[[ Passage shown open ]]

In some repositories, there is sensitive data being sent/received in requests/responses that you would like to be sanitized. scrubFn takes request/response information and removes it from the saved content and hash.

// Start up a server that echoes our path
express().use(bodyParser.urlencoded()).use(function (req, res) {
  res.send(req.body.sensitive_token === 'password');
}).listen(1337);

// Create a server using a `nine-track` middleware to the original
express().use(nineTrack({
  url: 'http://localhost:1337',
  fixtureDir: 'directory/to/save/responses',
  scrubFn: function (info) {
    var bodyObj = querystring.parse(info.request.body.toString('utf8'));
    if (bodyObj.sensitive_token) {
      // Normalize all sensitive token to a hidden value
      bodyObj.sensitive_token = '****';
      info.request.body = querystring.stringify(bodyObj);
    }
  }
})).listen(1338);

// On first run, makes successful request and saves sanitized data
// On future runs, repeats same response
request({
  url: 'http://localhost:1338/world',
  form: {
    sensitive_token: 'password'
  }
}, console.log); // true

// Saved to disk
/*
"request": {
  "body": "sensitive_token=****"
}
*/

Modifying response data

Occasionally, we want to reply with near accurate data but adjust it slightly (e.g. return an empty list, reproduce an encoding issue). For this example, we will leverage forwardRequest to return an adjusted list.

// Start up a server that echoes our path
express().use(function (req, res) {
  res.json({items: ['a', 'b', 'c']});
}).listen(1337);

// Create a server using a `nine-track` middleware to the original
var nineTrackFn = nineTrack({
  url: 'http://localhost:1337',
  fixtureDir: 'directory/to/save/responses'
});
express().use(function (localReq, localRes) {
  nineTrackFn.forwardRequest(localReq, function (err, remoteRes, remoteBody) {
    // If there was an error, emit it
    if (err) {
      return localReq.emit('error', err);
    }

    // Otherwise, attempt to adjust the body
    var remoteJson = JSON.parse(remoteBody);
    if (remoteJson.items.length === 3) {
      remoteJson.items.pop();
    }

    // Send our response
    localRes.json(remoteJson);
  });
}).listen(1338);

// On first run, makes successful request and saves sanitized data
// On future runs, repeats same response
request('http://localhost:1338/world', console.log); // {items: ['a', 'b']}

// Saved on disk
/*
"response": {
  "body": "{\n  \"items\": [\n    \"a\",\n    \"b\",\n    \"c\"\n  ]\n}"
}
*/

Prevent recording

In CI, it can be useful to prevent requests to remote servers since all fixtures should be saved by this point. In this example, we leverage preventRecording and the Travis CI environment variable to not allow new requests in Travis CI.

// Start up a server that echoes our path
express().use(function (req, res) {
  res.json(req.path);
}).listen(1337);

// Create a server using a `nine-track` middleware to the original
express().use(nineTrack({
  url: 'http://localhost:1337',
  fixtureDir: 'directory/to/save/responses',
  preventRecording: !!process.env.TRAVIS
})).listen(1338);

request('http://localhost:1338/world', console.log);

// On an unsaved fixture in "Travis CI"

[[ Passage shown closed ]]

:: Assigned task 1 ::
Translate into Spanish this sentence from the nine-track documentation excerpt: "In CI, it can be useful to prevent requests to remote servers since all fixtures should be saved by this point."
:: Assigned task 2 ::
Print the nine-track documentation excerpt word for word, from "In CI, it can" to "in Travis CI.".

[[ Records provided open ]]

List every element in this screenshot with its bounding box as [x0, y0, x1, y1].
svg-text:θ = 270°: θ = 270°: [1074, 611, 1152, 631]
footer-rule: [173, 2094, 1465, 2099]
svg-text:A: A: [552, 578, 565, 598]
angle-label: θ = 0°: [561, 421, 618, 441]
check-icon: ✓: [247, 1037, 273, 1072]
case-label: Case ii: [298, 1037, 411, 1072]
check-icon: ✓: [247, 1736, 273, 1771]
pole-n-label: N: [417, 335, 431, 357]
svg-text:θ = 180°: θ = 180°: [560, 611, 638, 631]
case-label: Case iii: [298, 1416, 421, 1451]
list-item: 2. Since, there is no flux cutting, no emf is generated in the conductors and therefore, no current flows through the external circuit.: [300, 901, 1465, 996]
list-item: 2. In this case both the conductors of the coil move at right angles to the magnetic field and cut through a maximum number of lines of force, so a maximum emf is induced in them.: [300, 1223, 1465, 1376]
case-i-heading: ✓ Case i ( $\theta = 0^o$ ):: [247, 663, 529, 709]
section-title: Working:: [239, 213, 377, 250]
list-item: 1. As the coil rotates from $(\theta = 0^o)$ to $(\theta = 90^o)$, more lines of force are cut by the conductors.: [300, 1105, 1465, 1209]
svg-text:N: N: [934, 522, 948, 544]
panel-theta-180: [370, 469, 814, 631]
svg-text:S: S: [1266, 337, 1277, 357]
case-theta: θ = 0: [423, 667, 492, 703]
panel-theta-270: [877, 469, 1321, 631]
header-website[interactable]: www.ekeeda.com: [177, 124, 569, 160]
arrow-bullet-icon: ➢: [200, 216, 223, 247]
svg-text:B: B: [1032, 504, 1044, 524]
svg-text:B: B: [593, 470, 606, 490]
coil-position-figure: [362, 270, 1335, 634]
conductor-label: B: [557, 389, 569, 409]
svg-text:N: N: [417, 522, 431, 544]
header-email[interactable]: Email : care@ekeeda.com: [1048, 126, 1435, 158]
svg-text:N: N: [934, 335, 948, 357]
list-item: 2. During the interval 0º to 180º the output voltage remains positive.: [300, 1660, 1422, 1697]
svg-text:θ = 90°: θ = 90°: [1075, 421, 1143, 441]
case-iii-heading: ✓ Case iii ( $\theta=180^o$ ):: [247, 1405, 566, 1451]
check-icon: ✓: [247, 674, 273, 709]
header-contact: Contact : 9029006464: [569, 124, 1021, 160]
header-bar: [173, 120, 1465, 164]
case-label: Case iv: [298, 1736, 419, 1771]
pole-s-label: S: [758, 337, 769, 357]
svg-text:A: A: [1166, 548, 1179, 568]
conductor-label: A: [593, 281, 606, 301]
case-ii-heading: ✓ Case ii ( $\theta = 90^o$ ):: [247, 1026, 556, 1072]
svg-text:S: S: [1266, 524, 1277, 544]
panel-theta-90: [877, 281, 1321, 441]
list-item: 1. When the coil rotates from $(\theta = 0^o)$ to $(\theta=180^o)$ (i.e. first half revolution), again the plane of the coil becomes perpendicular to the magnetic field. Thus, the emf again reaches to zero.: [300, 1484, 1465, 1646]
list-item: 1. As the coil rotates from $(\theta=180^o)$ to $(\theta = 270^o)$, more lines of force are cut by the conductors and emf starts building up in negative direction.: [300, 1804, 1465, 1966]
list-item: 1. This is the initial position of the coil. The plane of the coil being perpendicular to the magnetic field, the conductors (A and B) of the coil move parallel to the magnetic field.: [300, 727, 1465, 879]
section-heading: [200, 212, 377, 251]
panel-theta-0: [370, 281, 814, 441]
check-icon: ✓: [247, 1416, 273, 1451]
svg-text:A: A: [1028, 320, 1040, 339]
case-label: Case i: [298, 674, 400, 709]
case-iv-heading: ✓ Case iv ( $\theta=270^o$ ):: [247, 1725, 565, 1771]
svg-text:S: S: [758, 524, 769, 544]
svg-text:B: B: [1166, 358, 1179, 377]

[[ Records provided closed ]]

:: Response 1 ::
En CI, puede ser útil impedir las solicitudes a servidores remotos, ya que a estas alturas todos los fixtures ya deberían estar guardados.

:: Response 2 ::
In CI, it can be useful to prevent requests to remote servers since all fixtures should be saved by this point. In this example, we leverage preventRecording and the Travis CI environment variable to not allow new requests in Travis CI.